[start Data in this exercise]

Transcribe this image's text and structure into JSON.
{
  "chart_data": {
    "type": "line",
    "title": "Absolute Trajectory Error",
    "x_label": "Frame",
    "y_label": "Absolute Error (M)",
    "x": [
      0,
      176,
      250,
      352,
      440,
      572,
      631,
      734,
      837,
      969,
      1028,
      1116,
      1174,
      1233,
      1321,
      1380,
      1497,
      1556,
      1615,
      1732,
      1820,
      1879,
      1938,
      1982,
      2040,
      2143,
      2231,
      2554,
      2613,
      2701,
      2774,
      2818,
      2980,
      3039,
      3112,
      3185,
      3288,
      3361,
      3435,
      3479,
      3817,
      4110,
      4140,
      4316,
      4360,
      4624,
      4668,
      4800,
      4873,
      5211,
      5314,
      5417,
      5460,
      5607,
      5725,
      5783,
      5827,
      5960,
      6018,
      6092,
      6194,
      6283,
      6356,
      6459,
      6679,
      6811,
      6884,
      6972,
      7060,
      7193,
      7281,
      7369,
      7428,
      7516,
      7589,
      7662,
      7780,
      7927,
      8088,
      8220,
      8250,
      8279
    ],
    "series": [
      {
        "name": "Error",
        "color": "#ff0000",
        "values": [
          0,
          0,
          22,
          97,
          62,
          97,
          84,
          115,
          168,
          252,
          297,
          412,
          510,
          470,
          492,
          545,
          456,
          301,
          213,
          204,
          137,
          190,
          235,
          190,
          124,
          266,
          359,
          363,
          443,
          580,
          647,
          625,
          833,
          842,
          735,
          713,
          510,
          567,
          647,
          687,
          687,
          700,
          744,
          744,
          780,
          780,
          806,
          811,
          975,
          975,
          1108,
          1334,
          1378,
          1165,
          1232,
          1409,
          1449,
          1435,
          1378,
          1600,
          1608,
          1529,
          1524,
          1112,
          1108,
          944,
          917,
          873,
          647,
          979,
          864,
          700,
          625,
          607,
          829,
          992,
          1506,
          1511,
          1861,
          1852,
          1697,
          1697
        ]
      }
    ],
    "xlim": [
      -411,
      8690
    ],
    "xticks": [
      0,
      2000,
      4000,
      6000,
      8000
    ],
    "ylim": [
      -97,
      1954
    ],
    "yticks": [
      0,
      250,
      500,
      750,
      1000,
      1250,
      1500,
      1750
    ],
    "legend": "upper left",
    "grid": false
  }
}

[end Data in this exercise]

▶ Directive
Across the material above, how many lines include the string "Error"? Only the number is wanted.

▶ The response
3